Required task – From the listing below, extract every line containing "automatisch".

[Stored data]

┄┄┄┄┄┄┄┄┄┄

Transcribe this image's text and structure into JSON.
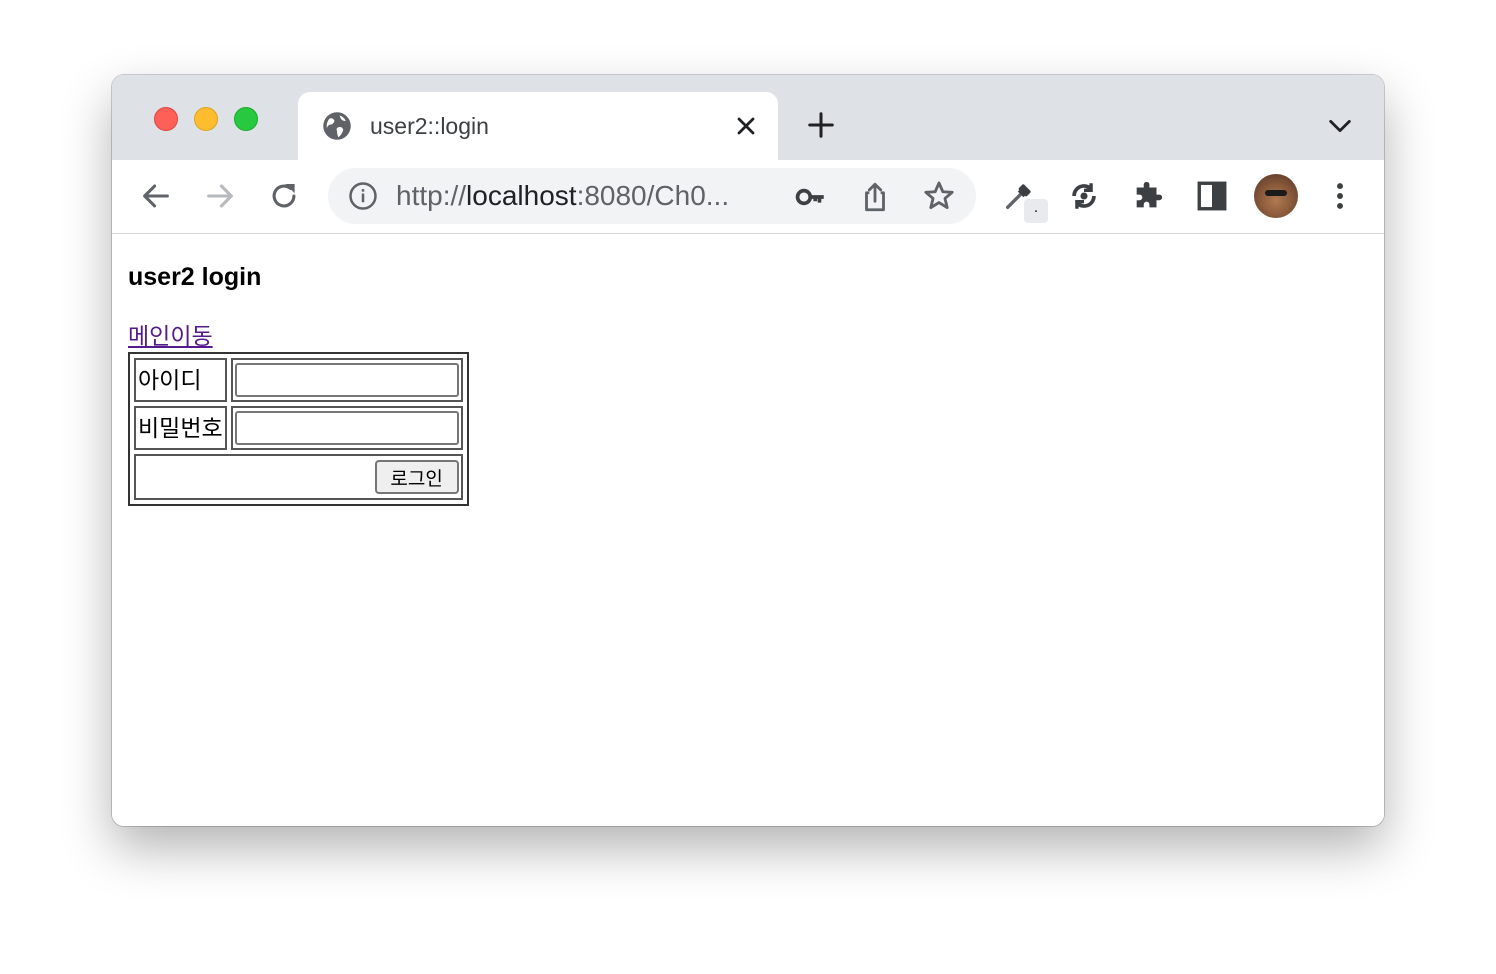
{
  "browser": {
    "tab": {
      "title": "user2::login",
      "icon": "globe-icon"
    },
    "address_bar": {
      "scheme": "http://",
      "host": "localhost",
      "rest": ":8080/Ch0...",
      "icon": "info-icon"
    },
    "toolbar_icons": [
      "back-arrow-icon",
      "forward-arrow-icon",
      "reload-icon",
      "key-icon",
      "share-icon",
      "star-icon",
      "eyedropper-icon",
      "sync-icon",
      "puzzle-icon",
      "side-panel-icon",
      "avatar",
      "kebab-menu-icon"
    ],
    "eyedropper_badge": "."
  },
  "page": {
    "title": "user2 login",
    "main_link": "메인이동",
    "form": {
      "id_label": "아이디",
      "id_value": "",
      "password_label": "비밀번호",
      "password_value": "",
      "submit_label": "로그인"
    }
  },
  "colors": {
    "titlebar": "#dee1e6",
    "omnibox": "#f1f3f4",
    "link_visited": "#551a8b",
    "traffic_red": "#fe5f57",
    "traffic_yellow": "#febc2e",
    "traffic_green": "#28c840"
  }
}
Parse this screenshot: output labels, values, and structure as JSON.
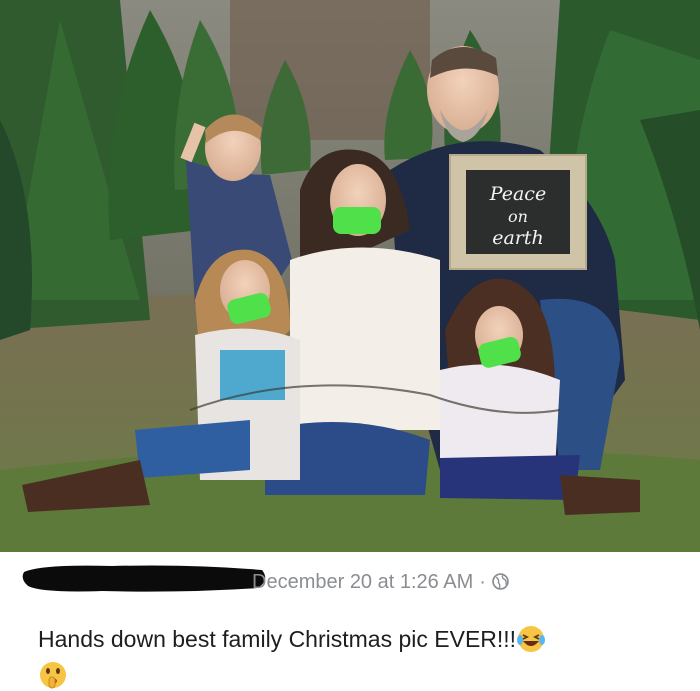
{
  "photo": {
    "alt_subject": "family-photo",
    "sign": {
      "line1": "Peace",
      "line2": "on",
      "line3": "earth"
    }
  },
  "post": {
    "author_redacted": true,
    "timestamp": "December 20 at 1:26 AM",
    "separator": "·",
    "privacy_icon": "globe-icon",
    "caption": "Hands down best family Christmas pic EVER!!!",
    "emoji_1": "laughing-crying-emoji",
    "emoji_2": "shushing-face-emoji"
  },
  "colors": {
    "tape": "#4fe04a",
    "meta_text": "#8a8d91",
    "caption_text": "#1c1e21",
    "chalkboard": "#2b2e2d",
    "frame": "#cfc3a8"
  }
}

┄┄┄┄┄┄┄┄┄┄

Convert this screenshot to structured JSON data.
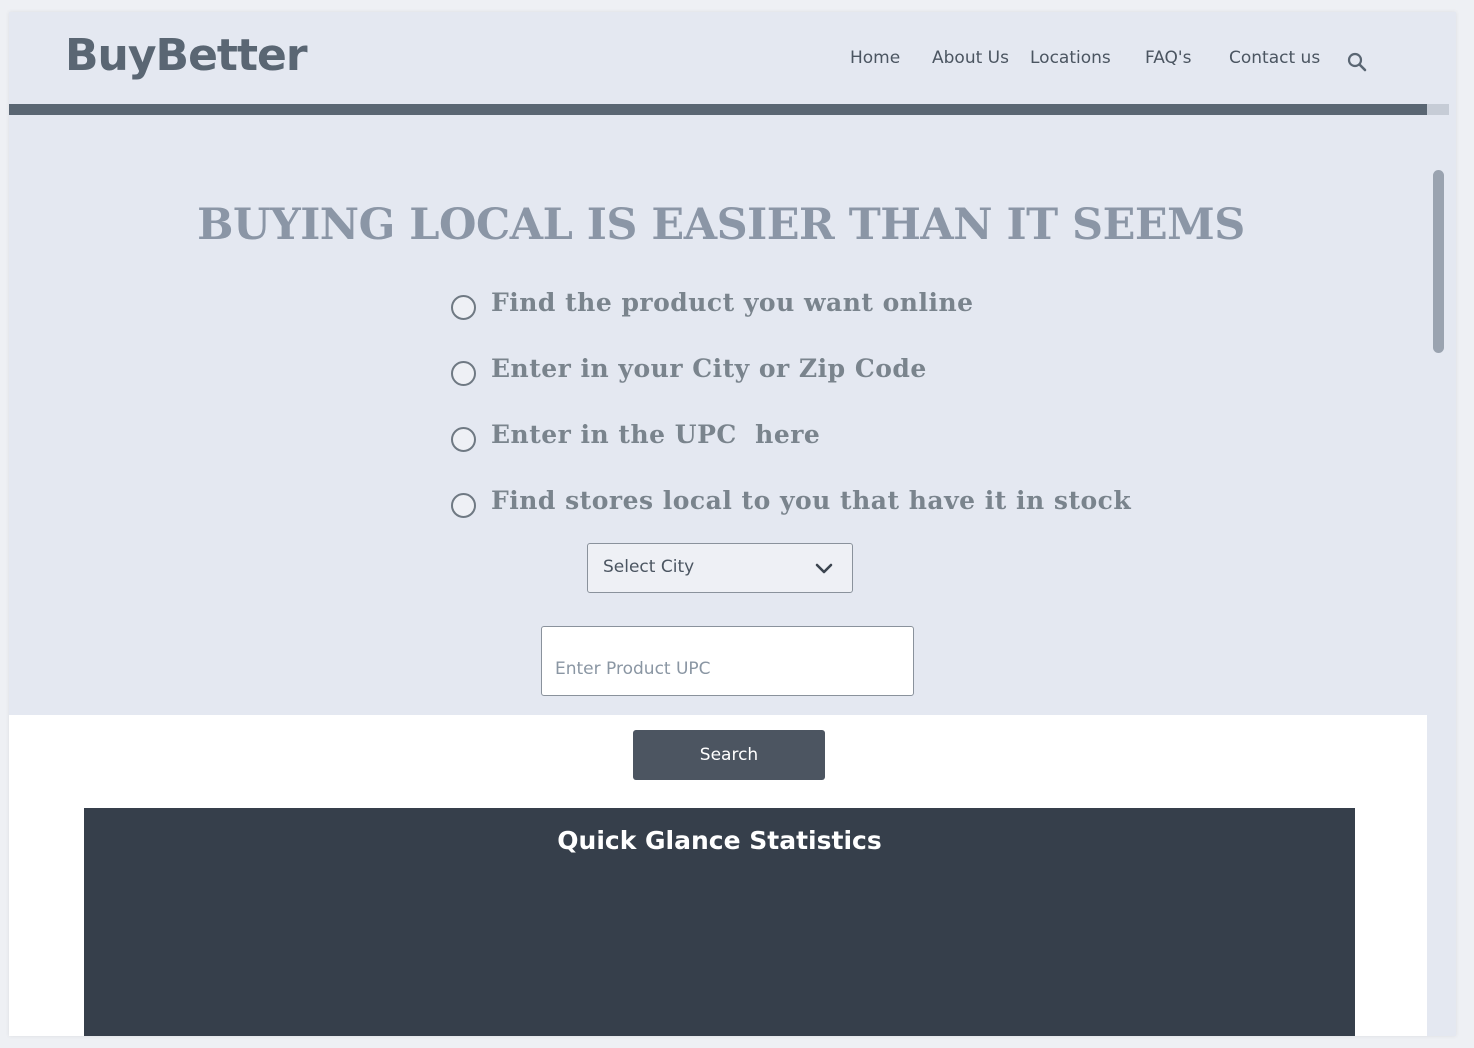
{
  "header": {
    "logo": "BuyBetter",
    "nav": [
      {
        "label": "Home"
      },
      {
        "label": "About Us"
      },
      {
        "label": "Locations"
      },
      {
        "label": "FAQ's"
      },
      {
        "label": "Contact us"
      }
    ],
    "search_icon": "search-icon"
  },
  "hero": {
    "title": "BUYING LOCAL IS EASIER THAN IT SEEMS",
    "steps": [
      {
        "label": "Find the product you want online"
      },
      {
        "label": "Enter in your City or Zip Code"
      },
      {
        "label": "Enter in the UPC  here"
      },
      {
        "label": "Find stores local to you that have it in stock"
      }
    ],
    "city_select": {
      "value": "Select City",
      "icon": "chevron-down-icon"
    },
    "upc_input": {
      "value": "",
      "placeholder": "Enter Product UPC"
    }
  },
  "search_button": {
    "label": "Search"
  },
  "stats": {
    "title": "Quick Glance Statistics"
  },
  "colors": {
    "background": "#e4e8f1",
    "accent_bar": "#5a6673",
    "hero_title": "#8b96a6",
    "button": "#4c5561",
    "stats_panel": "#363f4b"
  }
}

┄┄┄┄┄┄┄┄┄┄

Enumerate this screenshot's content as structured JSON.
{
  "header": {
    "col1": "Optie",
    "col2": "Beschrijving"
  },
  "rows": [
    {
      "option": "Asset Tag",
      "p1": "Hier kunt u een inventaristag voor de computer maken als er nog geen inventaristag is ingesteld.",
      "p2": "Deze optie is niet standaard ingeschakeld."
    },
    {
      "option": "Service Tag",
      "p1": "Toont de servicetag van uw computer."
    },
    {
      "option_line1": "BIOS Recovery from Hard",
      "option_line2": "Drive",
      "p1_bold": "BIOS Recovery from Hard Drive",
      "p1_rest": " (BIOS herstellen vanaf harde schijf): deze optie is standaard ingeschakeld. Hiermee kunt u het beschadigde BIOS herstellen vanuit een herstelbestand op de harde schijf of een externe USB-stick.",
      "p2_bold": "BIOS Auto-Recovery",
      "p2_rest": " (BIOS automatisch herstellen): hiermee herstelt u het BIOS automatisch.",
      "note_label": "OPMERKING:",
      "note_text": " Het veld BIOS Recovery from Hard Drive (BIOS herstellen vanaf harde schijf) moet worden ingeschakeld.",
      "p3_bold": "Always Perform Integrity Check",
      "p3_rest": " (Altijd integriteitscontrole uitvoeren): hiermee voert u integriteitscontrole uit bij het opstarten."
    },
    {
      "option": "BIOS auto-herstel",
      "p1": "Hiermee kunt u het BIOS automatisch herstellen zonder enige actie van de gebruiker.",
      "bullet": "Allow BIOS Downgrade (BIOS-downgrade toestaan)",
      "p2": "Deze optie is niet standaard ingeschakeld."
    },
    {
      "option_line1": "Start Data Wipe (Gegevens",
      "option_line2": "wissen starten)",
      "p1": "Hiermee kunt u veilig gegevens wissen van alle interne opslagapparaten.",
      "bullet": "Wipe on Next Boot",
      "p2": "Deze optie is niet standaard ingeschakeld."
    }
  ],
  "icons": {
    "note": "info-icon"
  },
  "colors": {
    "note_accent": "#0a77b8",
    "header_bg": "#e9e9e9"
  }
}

┄┄┄┄┄┄┄┄┄┄

Exercise solution –
      "p2_rest": " (BIOS automatisch herstellen): hiermee herstelt u het BIOS automatisch.",
      "p1": "Hiermee kunt u het BIOS automatisch herstellen zonder enige actie van de gebruiker.",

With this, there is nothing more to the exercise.